Document section:
————

The third solution that allows the service to safely call back to the client is to have the callback contract operations configured as one-way operations. Doing so enables the service to call back even when concurrency is set to single-threaded, because there will not be any reply message to contend for the lock.
but earlier in the article it describes the issue I'm seeing, only from a client perspective
When one-way calls reach the service, they may not be dispatched all at once and may be queued up on the service side to be dispatched one at a time, all according to the service configured concurrency mode behavior and session mode. How many messages (whether one-way or request-reply) the service is willing to queue up is a product of the configured channel and the reliability mode. If the number of queued messages has exceeded the queue's capacity, then the client will block, even when issuing a one-way call
I can only assume that the reverse is true, the number of queued messages to the client has exceeded the queue capacity and the threadpool is now filled with threads attempting to call this client that are now all blocked.
What is the right way to handle this? Should I research a way to check how many messages are queued at the service communication layer per client and abort their connections after a certain limit is reached?
It almost seems that if the WCF service itself is blocking on a queue filling up then all the async / oneway / fire-and-forget strategies I could ever implement inside the service will still get blocked whenever one client's queue gets full.
Don't know much about the client callbacks, but it sounds similar to generic wcf code blocking issues. I often solve these problems by spawning a BackgroundWorker, and performing the client call in the thread. During that time, the main thread counts how long the child thread is taking. If the child has not finished in a few milliseconds, the main thread just moves on and abandons the thread (it eventually dies by itself, so no memory leak). This is basically what Mr.Graves suggests with the phrase "fire-and-forget".
Update:
I implemented a Fire-and-forget setup to call the client's callback channel and the server no longer blocks once the buffer fills to the client
MyEvent is an event with a delegate that matches one of the methods defined in the WCF client contract, when they connect I'm essentially adding the callback to the event
MyEvent += OperationContext.Current.GetCallbackChannel<IFancyClientContract>().SomethingChanged
etc... and then to send this data to all clients, I'm doing the following
//serialize using protobuff
using (var ms = new MemoryStream())
{
ProtoBuf.Serializer.Serialize(ms, new SpecialDataTransferObject(inputData));
byte[] data = ms.GetBuffer();
Parallel.ForEach(MyEvent.GetInvocationList(), p => ThreadUtil.FireAndForget(p, data));
}
in the ThreadUtil class I made essentially the following change to the code defined in the fire-and-foget article
static void InvokeWrappedDelegate(Delegate d, object[] args)
{
try
{
d.DynamicInvoke(args);
}
catch (Exception ex)

————

Record extracts:
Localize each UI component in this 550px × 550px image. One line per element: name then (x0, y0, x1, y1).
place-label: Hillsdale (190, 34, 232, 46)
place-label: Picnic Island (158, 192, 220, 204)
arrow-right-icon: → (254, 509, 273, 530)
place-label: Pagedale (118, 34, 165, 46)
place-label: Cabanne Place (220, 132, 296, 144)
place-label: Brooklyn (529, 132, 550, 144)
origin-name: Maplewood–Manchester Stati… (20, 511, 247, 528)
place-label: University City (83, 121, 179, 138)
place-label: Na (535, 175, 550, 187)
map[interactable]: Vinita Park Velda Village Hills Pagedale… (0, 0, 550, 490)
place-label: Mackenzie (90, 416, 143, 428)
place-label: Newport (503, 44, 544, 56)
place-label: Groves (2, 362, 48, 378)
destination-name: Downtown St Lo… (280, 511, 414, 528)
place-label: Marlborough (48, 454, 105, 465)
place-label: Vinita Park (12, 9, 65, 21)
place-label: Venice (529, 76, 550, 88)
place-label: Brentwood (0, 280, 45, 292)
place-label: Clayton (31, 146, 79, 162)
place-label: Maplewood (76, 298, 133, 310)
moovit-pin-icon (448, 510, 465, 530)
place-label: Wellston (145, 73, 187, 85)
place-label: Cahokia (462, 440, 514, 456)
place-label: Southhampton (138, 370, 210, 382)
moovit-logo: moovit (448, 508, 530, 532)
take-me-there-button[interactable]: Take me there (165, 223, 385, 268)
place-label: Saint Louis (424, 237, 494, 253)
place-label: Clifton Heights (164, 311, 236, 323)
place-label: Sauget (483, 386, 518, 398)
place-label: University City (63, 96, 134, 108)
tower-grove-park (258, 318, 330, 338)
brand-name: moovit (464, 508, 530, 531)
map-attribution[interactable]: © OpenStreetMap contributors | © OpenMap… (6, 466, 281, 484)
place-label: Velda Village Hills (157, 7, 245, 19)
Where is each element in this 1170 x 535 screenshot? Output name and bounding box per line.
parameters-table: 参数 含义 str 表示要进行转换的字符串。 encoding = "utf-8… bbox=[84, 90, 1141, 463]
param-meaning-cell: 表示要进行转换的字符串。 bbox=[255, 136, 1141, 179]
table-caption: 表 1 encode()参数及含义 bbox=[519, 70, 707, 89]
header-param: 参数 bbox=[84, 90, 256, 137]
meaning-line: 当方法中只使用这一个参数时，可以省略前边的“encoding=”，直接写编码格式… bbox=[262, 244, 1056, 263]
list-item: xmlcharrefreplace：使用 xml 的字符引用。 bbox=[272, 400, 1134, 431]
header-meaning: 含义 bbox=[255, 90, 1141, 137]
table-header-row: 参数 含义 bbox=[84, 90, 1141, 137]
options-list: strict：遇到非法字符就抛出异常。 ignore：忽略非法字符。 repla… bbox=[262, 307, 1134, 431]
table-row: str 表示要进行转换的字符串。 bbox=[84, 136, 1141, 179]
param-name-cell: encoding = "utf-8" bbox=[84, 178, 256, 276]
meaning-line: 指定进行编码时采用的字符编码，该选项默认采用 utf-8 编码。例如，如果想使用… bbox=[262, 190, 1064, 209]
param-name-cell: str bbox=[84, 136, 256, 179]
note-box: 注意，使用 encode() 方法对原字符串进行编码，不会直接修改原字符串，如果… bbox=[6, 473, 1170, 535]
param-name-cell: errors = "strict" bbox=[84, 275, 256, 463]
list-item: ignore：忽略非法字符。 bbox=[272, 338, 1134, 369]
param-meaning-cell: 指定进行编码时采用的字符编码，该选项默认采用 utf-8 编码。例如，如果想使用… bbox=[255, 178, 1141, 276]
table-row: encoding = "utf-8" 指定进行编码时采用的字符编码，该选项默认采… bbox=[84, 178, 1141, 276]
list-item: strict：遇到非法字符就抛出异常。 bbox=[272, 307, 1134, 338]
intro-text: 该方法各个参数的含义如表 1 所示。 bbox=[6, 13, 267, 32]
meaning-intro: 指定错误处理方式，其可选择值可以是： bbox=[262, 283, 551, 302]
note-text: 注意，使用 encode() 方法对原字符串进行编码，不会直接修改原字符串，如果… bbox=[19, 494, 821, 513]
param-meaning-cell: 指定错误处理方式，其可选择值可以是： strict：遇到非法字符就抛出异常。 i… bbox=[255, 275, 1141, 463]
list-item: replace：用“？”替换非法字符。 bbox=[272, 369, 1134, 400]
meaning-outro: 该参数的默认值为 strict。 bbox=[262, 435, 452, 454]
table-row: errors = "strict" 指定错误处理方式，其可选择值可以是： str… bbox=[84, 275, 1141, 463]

————

Exercise directions: Can you retype the part of the WCF callback post that opens with the words containing "but earlier in" and closes with "now all blocked."? The items aren't needed for this.

Solution:
but earlier in the article it describes the issue I'm seeing, only from a client perspective
When one-way calls reach the service, they may not be dispatched all at once and may be queued up on the service side to be dispatched one at a time, all according to the service configured concurrency mode behavior and session mode. How many messages (whether one-way or request-reply) the service is willing to queue up is a product of the configured channel and the reliability mode. If the number of queued messages has exceeded the queue's capacity, then the client will block, even when issuing a one-way call
I can only assume that the reverse is true, the number of queued messages to the client has exceeded the queue capacity and the threadpool is now filled with threads attempting to call this client that are now all blocked.